* [Material provided]:
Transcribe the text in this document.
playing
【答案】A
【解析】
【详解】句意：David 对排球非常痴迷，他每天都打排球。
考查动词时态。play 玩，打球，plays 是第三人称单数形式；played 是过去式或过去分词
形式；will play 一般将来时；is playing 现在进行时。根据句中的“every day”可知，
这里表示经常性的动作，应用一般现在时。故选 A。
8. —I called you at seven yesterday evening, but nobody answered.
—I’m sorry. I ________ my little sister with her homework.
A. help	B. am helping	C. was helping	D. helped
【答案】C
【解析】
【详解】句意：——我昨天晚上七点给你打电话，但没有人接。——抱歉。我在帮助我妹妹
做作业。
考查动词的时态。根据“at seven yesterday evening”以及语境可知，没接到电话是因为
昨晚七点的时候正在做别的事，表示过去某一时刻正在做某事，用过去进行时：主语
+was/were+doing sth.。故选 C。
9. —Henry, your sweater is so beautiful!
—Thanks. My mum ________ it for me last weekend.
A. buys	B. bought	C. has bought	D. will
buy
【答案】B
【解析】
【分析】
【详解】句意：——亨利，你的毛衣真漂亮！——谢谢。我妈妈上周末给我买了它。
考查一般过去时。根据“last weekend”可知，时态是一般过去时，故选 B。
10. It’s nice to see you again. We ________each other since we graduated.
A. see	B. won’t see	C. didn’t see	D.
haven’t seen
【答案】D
==
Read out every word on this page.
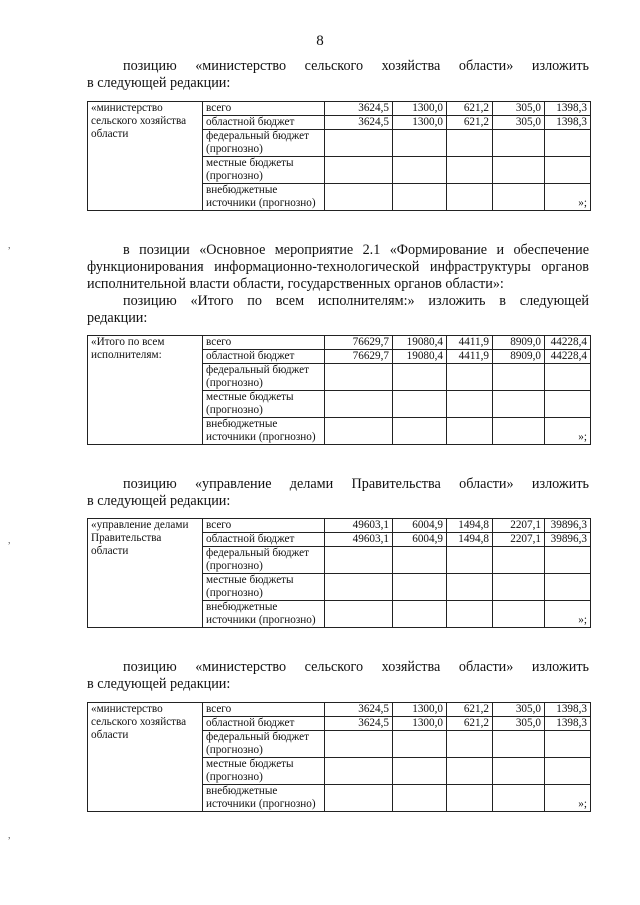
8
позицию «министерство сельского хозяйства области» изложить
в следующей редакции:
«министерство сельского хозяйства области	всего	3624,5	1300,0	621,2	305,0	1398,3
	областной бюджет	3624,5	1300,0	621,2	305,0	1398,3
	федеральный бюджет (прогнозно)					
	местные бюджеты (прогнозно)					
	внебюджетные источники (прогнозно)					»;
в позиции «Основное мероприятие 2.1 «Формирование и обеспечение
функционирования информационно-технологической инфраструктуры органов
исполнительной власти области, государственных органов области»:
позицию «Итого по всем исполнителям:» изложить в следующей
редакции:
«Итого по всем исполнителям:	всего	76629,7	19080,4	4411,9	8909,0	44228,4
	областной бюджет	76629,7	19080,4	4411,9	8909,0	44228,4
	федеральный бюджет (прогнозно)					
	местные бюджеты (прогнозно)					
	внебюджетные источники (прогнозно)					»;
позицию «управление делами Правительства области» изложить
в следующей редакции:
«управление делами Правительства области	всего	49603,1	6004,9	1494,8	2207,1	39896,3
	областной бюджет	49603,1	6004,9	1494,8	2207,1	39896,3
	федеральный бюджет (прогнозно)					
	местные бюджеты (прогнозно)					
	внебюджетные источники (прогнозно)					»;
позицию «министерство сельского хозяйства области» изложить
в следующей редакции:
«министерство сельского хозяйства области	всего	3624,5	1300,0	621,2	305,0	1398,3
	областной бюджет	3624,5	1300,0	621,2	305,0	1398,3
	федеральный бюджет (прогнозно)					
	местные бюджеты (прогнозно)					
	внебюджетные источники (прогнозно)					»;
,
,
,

* [Instructions for the task]: Show all lines in the entries above where the string "last" appears.

* [Written solution]:
—Thanks. My mum ________ it for me last weekend.
考查一般过去时。根据“last weekend”可知，时态是一般过去时，故选 B。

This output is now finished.